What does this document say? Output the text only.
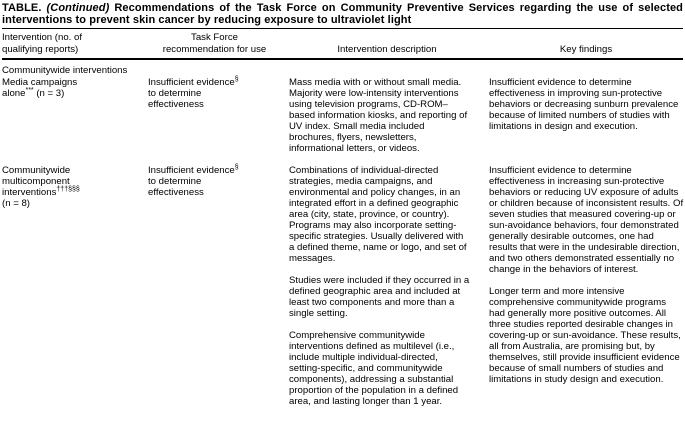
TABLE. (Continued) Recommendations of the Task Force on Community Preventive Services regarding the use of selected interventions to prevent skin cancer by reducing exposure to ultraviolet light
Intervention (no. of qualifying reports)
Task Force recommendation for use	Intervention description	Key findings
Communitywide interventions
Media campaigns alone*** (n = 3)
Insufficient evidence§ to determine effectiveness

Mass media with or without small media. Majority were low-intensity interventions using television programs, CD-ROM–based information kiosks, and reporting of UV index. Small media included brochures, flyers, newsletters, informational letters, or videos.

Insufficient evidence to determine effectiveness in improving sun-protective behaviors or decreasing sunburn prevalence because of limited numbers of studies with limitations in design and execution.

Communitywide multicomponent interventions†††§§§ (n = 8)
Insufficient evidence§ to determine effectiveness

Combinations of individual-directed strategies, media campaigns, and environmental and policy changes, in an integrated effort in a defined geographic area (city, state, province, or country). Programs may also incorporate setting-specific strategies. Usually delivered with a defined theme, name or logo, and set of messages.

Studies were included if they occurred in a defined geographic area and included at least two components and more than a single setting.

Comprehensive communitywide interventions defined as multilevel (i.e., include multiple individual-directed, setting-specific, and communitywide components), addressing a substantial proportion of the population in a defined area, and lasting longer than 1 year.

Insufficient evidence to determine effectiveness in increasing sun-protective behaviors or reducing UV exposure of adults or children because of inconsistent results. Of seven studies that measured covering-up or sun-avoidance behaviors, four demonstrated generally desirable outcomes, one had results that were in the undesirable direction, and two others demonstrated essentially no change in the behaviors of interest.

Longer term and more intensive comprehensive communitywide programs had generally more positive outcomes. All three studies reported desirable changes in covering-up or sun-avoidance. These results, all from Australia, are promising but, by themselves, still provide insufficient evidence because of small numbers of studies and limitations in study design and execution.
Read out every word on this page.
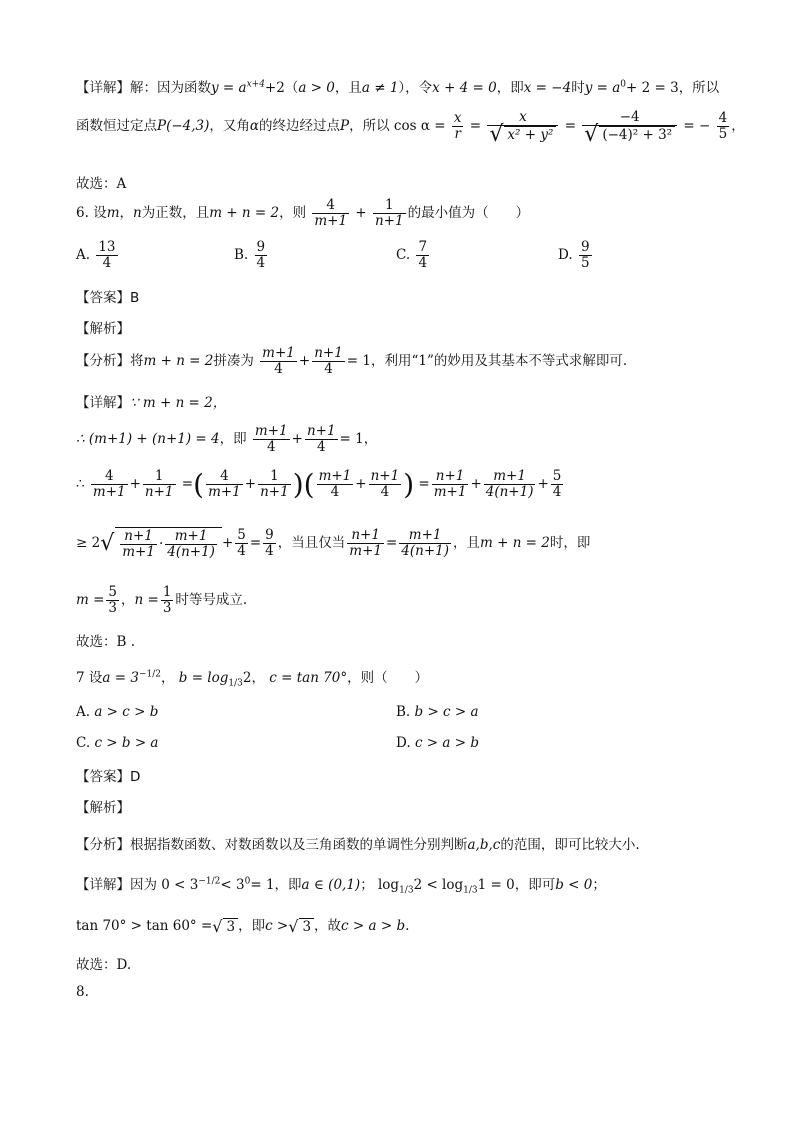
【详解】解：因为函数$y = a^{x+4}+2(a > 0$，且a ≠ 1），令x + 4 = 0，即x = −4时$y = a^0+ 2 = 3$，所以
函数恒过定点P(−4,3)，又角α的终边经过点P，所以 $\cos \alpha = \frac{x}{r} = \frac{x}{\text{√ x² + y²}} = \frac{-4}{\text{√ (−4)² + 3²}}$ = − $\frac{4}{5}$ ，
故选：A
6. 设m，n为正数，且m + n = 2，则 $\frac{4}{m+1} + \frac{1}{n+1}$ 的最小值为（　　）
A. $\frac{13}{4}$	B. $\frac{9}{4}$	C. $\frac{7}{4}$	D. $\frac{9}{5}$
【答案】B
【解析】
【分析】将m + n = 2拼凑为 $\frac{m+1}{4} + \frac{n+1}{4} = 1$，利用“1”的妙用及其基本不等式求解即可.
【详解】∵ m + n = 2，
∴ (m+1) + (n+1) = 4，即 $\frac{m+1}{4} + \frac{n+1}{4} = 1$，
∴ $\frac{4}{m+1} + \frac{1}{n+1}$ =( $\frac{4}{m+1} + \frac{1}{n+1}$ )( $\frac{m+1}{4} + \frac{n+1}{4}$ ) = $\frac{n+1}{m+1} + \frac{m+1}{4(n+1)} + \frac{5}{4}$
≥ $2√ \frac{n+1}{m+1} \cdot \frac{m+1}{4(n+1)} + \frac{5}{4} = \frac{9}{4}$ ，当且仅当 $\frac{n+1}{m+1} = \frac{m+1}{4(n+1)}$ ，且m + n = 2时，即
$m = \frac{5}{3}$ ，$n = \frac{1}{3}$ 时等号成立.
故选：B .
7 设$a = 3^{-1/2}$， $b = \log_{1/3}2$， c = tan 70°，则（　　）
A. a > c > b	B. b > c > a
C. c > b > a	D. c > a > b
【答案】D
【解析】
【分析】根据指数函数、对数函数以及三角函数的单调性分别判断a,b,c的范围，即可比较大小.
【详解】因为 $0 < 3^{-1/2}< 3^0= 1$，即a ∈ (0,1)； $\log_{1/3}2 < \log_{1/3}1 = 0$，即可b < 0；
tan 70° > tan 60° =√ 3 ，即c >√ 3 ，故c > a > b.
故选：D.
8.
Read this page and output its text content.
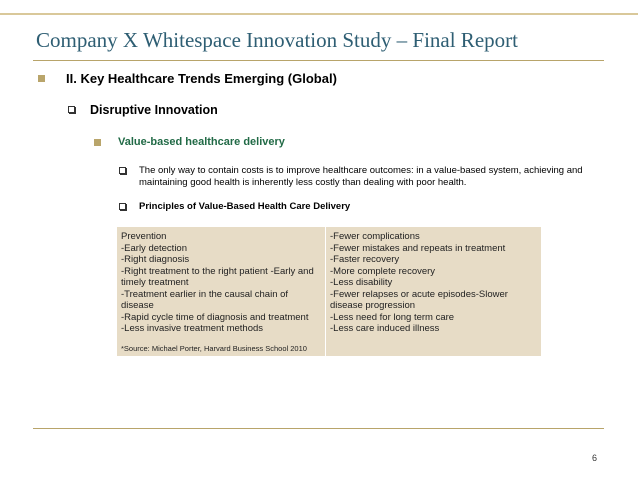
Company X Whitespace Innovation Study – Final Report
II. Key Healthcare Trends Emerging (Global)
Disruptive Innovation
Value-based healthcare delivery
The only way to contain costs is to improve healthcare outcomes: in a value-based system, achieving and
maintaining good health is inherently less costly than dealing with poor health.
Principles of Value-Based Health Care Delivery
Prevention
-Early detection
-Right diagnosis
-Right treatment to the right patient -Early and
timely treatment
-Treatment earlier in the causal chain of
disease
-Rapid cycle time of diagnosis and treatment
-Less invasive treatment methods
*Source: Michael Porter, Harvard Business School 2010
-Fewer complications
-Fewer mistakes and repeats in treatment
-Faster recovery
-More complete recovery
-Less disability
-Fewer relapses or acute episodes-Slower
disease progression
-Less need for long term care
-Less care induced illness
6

★ ★ ★ ★ ★

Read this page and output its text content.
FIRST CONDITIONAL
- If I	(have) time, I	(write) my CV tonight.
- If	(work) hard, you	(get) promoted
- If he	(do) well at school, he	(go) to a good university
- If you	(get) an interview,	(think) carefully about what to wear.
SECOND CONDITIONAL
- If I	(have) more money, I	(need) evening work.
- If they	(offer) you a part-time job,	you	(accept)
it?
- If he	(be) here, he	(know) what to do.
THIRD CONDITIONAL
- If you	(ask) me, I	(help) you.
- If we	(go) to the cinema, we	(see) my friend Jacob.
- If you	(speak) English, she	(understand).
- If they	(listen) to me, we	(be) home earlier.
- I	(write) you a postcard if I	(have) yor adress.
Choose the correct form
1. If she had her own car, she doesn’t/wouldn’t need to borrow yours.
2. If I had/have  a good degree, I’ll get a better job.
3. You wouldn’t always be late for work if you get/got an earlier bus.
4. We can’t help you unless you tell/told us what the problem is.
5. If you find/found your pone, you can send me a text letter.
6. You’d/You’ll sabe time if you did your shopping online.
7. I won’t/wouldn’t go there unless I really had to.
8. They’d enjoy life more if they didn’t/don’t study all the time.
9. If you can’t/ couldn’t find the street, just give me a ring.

★ ★ ★ ★ ★

** SET PROBLEM **
Scan the data above; copy every line where "text" appears.

** SOLUTION FOR THIS TASK **
What does this document say? Output the text only.
函数恒过定点P(−4,3)，又角α的终边经过点P，所以 $\cos \alpha = \frac{x}{r} = \frac{x}{\text{√ x² + y²}} = \frac{-4}{\text{√ (−4)² + 3²}}$ = − $\frac{4}{5}$ ，
Read this page and output its text content.
Read this page and output its text content.
5. If you find/found your pone, you can send me a text letter.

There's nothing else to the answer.